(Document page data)
_____
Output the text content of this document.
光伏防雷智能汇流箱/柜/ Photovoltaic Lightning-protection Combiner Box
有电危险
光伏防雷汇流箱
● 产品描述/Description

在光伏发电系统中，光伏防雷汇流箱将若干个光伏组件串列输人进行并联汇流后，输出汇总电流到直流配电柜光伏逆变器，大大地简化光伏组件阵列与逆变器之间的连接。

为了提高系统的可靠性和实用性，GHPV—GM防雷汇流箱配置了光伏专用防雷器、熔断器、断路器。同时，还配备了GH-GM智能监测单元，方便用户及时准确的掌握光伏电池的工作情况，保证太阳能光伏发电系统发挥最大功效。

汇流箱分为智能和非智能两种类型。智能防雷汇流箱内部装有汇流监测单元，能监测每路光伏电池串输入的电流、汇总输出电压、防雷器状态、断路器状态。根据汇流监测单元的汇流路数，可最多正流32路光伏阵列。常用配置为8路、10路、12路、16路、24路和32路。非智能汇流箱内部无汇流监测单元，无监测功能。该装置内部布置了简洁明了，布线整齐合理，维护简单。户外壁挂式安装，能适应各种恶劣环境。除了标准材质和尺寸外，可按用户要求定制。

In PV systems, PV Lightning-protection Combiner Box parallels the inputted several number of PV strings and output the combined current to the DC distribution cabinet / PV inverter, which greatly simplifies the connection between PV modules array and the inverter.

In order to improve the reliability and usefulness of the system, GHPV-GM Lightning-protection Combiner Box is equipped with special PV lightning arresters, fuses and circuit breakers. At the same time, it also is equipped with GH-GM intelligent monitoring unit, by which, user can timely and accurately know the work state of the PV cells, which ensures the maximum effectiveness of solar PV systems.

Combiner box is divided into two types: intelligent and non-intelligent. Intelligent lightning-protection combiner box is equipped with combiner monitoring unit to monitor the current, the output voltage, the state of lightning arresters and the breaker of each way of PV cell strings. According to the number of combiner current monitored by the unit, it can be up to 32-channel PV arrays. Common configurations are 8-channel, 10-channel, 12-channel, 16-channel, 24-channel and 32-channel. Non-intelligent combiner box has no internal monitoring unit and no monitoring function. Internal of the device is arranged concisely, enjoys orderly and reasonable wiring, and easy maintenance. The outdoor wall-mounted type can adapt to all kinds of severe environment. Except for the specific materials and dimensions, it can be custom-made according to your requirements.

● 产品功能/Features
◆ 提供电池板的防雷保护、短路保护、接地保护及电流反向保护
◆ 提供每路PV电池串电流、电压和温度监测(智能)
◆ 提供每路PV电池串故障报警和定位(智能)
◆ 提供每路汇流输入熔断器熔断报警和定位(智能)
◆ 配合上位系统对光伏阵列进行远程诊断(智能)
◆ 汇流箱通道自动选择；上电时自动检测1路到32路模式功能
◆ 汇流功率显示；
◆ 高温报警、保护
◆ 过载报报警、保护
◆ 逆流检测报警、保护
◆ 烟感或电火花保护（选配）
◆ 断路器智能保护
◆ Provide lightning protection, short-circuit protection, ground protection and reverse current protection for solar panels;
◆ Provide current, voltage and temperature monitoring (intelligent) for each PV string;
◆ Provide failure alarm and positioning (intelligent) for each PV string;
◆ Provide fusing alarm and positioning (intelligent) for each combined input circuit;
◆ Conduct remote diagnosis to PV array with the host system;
_____
AIM OF THE EXERCISE: The response should contain each record above, retyped exactly.

TASK ANSWER:
Output the text content of this document.
光伏防雷智能汇流箱/柜/ Photovoltaic Lightning-protection Combiner Box
有电危险
光伏防雷汇流箱
● 产品描述/Description

在光伏发电系统中，光伏防雷汇流箱将若干个光伏组件串列输人进行并联汇流后，输出汇总电流到直流配电柜光伏逆变器，大大地简化光伏组件阵列与逆变器之间的连接。

为了提高系统的可靠性和实用性，GHPV—GM防雷汇流箱配置了光伏专用防雷器、熔断器、断路器。同时，还配备了GH-GM智能监测单元，方便用户及时准确的掌握光伏电池的工作情况，保证太阳能光伏发电系统发挥最大功效。

汇流箱分为智能和非智能两种类型。智能防雷汇流箱内部装有汇流监测单元，能监测每路光伏电池串输入的电流、汇总输出电压、防雷器状态、断路器状态。根据汇流监测单元的汇流路数，可最多正流32路光伏阵列。常用配置为8路、10路、12路、16路、24路和32路。非智能汇流箱内部无汇流监测单元，无监测功能。该装置内部布置了简洁明了，布线整齐合理，维护简单。户外壁挂式安装，能适应各种恶劣环境。除了标准材质和尺寸外，可按用户要求定制。

In PV systems, PV Lightning-protection Combiner Box parallels the inputted several number of PV strings and output the combined current to the DC distribution cabinet / PV inverter, which greatly simplifies the connection between PV modules array and the inverter.

In order to improve the reliability and usefulness of the system, GHPV-GM Lightning-protection Combiner Box is equipped with special PV lightning arresters, fuses and circuit breakers. At the same time, it also is equipped with GH-GM intelligent monitoring unit, by which, user can timely and accurately know the work state of the PV cells, which ensures the maximum effectiveness of solar PV systems.

Combiner box is divided into two types: intelligent and non-intelligent. Intelligent lightning-protection combiner box is equipped with combiner monitoring unit to monitor the current, the output voltage, the state of lightning arresters and the breaker of each way of PV cell strings. According to the number of combiner current monitored by the unit, it can be up to 32-channel PV arrays. Common configurations are 8-channel, 10-channel, 12-channel, 16-channel, 24-channel and 32-channel. Non-intelligent combiner box has no internal monitoring unit and no monitoring function. Internal of the device is arranged concisely, enjoys orderly and reasonable wiring, and easy maintenance. The outdoor wall-mounted type can adapt to all kinds of severe environment. Except for the specific materials and dimensions, it can be custom-made according to your requirements.

● 产品功能/Features
◆ 提供电池板的防雷保护、短路保护、接地保护及电流反向保护
◆ 提供每路PV电池串电流、电压和温度监测(智能)
◆ 提供每路PV电池串故障报警和定位(智能)
◆ 提供每路汇流输入熔断器熔断报警和定位(智能)
◆ 配合上位系统对光伏阵列进行远程诊断(智能)
◆ 汇流箱通道自动选择；上电时自动检测1路到32路模式功能
◆ 汇流功率显示；
◆ 高温报警、保护
◆ 过载报报警、保护
◆ 逆流检测报警、保护
◆ 烟感或电火花保护（选配）
◆ 断路器智能保护
◆ Provide lightning protection, short-circuit protection, ground protection and reverse current protection for solar panels;
◆ Provide current, voltage and temperature monitoring (intelligent) for each PV string;
◆ Provide failure alarm and positioning (intelligent) for each PV string;
◆ Provide fusing alarm and positioning (intelligent) for each combined input circuit;
◆ Conduct remote diagnosis to PV array with the host system;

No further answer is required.